Data for processing
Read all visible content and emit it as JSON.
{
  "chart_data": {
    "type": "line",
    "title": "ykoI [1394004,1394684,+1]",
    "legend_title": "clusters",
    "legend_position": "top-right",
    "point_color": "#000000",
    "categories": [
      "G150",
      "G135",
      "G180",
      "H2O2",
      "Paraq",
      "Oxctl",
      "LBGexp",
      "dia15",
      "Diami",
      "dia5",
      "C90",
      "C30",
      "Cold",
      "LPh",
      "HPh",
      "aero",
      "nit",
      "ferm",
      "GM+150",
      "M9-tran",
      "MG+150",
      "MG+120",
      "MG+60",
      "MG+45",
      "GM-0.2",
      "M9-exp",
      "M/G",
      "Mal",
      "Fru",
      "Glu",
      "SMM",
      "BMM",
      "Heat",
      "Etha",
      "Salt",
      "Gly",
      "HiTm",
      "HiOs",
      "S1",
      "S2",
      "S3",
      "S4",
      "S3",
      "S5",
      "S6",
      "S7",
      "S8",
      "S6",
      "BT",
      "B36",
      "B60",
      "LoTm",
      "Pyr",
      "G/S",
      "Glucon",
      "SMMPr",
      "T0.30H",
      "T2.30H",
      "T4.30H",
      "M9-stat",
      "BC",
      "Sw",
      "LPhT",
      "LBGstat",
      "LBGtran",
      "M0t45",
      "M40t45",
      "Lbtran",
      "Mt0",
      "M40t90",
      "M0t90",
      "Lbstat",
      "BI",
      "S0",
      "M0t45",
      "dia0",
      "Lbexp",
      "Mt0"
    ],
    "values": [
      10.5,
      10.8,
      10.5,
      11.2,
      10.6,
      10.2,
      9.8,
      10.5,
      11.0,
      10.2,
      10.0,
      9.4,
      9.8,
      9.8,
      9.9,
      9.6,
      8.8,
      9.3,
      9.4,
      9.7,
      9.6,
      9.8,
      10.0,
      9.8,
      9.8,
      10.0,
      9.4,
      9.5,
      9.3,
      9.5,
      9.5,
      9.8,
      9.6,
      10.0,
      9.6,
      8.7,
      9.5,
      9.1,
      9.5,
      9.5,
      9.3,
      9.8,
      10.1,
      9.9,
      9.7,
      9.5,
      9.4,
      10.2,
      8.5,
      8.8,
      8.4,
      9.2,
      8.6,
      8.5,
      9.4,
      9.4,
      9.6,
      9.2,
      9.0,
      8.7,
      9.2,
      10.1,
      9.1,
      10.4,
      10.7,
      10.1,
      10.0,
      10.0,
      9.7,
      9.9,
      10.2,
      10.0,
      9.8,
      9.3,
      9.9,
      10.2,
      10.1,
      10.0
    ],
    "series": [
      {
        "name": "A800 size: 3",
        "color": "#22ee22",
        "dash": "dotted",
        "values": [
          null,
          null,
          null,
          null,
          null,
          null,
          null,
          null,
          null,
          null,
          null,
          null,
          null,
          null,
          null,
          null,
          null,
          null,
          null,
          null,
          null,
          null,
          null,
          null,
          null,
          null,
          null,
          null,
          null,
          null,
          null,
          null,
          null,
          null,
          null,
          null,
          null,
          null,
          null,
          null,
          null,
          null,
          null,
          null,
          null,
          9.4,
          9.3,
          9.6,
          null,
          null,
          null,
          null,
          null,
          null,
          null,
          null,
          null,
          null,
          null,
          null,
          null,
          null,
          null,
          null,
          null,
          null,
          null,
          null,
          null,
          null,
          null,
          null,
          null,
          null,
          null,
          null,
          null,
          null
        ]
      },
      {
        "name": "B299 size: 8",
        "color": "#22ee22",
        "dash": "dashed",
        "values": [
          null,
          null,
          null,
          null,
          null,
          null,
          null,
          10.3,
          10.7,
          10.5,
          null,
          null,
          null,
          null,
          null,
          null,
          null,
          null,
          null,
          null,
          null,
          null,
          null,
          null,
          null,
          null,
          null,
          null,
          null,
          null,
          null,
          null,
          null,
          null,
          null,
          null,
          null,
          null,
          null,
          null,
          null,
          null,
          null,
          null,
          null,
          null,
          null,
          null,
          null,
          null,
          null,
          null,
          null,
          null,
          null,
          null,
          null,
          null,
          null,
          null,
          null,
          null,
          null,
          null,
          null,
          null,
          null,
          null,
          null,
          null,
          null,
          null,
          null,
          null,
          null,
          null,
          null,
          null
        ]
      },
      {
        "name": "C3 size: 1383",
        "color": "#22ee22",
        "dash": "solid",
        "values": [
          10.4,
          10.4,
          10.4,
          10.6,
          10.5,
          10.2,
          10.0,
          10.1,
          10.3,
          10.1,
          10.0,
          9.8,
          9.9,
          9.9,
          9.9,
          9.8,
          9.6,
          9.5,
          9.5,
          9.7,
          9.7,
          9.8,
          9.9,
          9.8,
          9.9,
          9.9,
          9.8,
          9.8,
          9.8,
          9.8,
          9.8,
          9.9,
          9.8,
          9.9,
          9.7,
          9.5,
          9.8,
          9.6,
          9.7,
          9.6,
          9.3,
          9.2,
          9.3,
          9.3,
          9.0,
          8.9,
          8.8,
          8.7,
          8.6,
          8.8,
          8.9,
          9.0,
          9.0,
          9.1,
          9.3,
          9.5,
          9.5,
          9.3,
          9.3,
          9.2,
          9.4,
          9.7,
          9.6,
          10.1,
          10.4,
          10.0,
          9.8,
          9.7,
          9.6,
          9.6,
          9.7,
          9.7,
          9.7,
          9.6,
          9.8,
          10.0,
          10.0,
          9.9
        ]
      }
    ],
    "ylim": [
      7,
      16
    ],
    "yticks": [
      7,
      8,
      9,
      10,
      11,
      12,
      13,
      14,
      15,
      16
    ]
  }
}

Request
Using the listing above, say how many of its lines contain the string "size", giving nothing but the figure.

Full response
3